> _Provided records_
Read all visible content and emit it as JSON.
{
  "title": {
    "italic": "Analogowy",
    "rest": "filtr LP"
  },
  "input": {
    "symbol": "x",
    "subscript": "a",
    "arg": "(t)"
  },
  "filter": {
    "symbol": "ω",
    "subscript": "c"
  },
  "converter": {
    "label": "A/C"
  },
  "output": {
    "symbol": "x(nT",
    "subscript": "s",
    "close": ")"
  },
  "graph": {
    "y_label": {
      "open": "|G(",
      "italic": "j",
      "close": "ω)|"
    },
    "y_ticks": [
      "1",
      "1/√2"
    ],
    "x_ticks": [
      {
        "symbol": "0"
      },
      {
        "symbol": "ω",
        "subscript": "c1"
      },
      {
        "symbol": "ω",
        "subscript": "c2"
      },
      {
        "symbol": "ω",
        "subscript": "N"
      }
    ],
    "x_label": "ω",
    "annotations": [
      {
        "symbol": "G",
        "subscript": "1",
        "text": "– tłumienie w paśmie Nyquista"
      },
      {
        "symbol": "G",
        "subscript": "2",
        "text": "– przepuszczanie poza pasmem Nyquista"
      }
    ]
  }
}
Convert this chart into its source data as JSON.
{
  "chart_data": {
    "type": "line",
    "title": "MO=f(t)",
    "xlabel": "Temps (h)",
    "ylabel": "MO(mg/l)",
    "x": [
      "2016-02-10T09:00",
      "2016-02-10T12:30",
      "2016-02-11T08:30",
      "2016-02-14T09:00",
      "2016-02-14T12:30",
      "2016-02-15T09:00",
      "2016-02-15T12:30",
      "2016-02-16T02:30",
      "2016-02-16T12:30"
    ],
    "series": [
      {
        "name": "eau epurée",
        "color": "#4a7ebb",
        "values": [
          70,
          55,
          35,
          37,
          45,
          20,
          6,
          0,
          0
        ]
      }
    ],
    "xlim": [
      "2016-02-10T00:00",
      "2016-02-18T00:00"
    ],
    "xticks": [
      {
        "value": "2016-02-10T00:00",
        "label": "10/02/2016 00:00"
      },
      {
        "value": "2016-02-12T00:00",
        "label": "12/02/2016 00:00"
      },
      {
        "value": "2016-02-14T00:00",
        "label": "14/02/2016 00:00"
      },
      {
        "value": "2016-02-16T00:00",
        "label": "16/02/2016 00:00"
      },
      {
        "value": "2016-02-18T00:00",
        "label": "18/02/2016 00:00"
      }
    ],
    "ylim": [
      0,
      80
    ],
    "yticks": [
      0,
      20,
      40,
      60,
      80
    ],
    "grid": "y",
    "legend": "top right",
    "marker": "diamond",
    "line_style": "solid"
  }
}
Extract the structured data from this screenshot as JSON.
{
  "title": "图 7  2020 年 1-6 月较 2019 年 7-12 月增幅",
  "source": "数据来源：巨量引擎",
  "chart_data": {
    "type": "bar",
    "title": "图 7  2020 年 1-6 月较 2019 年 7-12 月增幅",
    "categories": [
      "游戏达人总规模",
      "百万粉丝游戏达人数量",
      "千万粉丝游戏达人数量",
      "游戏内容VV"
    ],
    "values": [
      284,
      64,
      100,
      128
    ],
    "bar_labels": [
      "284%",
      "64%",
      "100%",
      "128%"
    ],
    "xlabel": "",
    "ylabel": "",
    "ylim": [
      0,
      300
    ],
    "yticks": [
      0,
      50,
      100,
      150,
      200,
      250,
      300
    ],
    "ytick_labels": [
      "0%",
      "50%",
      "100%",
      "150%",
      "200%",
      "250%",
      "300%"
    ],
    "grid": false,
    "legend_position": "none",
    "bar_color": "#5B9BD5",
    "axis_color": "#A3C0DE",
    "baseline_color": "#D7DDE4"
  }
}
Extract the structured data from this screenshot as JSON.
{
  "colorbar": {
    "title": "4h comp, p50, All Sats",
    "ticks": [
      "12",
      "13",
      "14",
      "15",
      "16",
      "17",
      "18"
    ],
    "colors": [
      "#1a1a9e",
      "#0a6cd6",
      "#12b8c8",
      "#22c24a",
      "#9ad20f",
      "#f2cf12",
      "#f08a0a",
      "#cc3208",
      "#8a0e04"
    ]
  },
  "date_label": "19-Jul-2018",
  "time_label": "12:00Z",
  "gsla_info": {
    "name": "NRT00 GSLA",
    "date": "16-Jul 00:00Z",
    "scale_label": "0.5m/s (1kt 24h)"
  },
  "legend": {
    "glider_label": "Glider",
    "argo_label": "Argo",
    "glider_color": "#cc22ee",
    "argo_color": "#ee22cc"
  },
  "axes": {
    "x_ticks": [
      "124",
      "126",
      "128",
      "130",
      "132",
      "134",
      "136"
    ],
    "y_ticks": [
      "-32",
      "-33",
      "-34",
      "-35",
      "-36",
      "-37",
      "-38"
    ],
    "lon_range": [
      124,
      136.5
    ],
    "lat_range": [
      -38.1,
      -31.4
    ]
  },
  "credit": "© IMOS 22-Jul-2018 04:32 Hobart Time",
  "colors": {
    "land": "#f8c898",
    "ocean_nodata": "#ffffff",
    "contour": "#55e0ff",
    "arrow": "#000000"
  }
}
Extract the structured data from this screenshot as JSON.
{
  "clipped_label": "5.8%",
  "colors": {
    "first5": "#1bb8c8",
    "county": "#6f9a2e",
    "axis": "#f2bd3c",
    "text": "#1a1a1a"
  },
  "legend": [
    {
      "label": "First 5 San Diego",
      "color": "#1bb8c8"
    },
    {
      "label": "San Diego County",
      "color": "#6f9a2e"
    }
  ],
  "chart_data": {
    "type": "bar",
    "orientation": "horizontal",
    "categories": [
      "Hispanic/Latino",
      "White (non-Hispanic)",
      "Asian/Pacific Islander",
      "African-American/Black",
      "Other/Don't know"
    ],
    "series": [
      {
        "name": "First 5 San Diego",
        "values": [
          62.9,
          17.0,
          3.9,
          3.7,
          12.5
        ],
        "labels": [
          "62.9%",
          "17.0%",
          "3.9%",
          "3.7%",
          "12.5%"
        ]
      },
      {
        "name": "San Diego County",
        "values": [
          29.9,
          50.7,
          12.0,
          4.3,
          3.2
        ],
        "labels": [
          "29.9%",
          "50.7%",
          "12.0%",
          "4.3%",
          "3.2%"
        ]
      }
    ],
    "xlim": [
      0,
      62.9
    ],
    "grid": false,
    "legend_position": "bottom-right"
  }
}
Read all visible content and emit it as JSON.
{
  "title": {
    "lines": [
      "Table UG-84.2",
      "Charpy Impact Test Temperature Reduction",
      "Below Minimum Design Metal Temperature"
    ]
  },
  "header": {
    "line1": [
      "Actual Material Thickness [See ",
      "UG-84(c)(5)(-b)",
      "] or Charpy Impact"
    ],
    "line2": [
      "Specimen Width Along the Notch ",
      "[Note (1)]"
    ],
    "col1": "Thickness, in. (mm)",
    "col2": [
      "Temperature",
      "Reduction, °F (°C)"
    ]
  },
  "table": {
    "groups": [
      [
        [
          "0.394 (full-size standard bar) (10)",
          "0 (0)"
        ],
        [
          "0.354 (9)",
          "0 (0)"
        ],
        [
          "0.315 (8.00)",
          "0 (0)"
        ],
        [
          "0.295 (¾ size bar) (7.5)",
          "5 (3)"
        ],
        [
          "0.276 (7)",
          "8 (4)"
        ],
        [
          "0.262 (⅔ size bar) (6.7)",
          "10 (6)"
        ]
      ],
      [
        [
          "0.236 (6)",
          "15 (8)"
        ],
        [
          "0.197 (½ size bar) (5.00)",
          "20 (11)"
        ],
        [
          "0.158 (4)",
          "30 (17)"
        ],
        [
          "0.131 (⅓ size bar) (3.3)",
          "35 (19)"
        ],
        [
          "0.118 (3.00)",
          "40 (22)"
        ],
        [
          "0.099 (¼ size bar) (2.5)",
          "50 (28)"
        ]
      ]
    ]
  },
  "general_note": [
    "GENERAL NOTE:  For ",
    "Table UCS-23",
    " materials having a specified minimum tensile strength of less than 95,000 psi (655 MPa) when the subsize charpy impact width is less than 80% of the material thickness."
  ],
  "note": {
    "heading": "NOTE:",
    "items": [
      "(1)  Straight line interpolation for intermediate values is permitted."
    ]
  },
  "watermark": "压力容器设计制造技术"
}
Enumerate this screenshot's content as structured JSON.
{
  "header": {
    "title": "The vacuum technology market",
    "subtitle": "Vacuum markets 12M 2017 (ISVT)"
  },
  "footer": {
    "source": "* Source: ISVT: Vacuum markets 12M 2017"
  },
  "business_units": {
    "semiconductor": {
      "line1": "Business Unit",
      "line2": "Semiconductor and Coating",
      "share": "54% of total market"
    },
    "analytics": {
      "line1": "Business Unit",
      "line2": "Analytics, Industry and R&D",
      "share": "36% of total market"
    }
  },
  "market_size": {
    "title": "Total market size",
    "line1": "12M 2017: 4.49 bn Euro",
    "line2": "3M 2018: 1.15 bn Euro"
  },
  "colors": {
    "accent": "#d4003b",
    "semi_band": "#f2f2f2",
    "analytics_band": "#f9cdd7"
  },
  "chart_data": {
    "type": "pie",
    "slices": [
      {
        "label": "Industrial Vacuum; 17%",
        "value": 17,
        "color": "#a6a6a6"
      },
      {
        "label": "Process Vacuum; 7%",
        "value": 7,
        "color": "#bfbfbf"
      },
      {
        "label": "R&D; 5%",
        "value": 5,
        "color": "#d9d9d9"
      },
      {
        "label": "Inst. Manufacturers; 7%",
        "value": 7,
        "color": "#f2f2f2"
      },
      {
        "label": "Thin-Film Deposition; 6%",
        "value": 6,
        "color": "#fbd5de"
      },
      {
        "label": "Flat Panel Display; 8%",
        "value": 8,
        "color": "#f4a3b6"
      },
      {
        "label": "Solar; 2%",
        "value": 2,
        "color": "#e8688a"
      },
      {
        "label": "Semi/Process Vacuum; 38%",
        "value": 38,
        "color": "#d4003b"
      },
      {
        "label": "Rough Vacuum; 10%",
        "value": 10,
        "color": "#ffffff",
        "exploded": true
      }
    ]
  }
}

> _Given request_
Of the lines in the data above, how many contain the word "Reduction"? Give only that figure.

> _Answer below_
2